• Description of the task
Reproduce the material below with "media player" changed to "portable music player" and everything else left as it is. Omit the pictures from your answer.

• Given records
◇ ◇ ◇

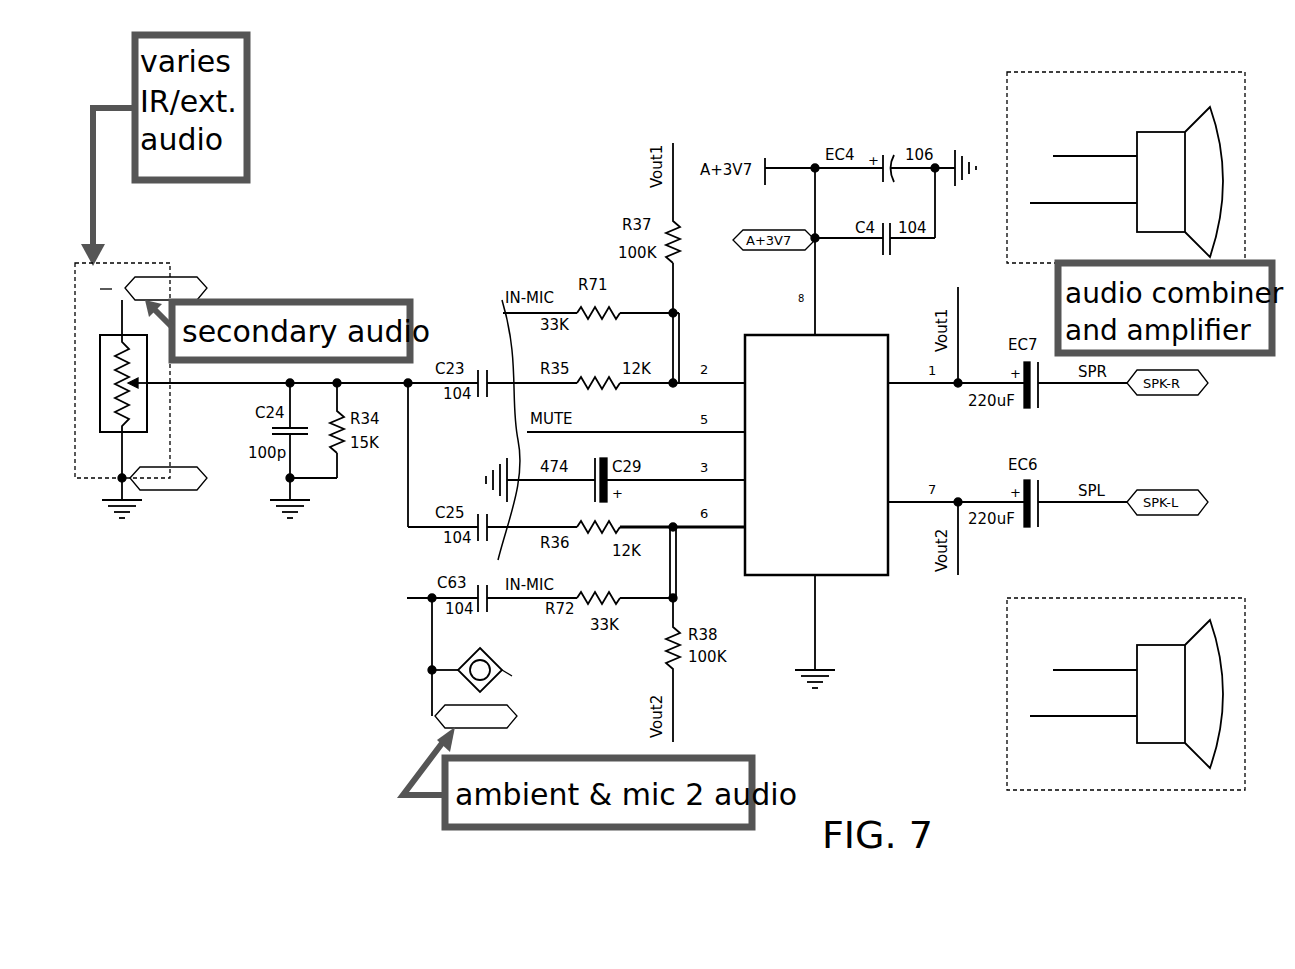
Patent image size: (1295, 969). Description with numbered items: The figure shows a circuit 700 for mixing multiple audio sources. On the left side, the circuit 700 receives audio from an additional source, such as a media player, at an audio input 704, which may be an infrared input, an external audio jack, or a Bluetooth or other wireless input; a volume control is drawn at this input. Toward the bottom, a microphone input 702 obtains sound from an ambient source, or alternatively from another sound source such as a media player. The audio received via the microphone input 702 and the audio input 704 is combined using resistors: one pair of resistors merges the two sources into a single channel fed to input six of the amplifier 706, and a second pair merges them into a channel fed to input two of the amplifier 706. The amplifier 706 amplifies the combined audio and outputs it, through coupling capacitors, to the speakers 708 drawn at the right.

The circuit 700 is at (450, 110).
The microphone input 702 is at (425, 712).
The audio input 704 is at (152, 265).
The amplifier 706 is at (832, 335).
The speakers 708 is at (1125, 72).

◇ ◇ ◇

• The output
Patent image size: (1295, 969). Description with numbered items: The figure shows a circuit 700 for mixing multiple audio sources. On the left side, the circuit 700 receives audio from an additional source, such as a portable music player, at an audio input 704, which may be an infrared input, an external audio jack, or a Bluetooth or other wireless input; a volume control is drawn at this input. Toward the bottom, a microphone input 702 obtains sound from an ambient source, or alternatively from another sound source such as a portable music player. The audio received via the microphone input 702 and the audio input 704 is combined using resistors: one pair of resistors merges the two sources into a single channel fed to input six of the amplifier 706, and a second pair merges them into a channel fed to input two of the amplifier 706. The amplifier 706 amplifies the combined audio and outputs it, through coupling capacitors, to the speakers 708 drawn at the right.

The circuit 700 is at (450, 110).
The microphone input 702 is at (425, 712).
The audio input 704 is at (152, 265).
The amplifier 706 is at (832, 335).
The speakers 708 is at (1125, 72).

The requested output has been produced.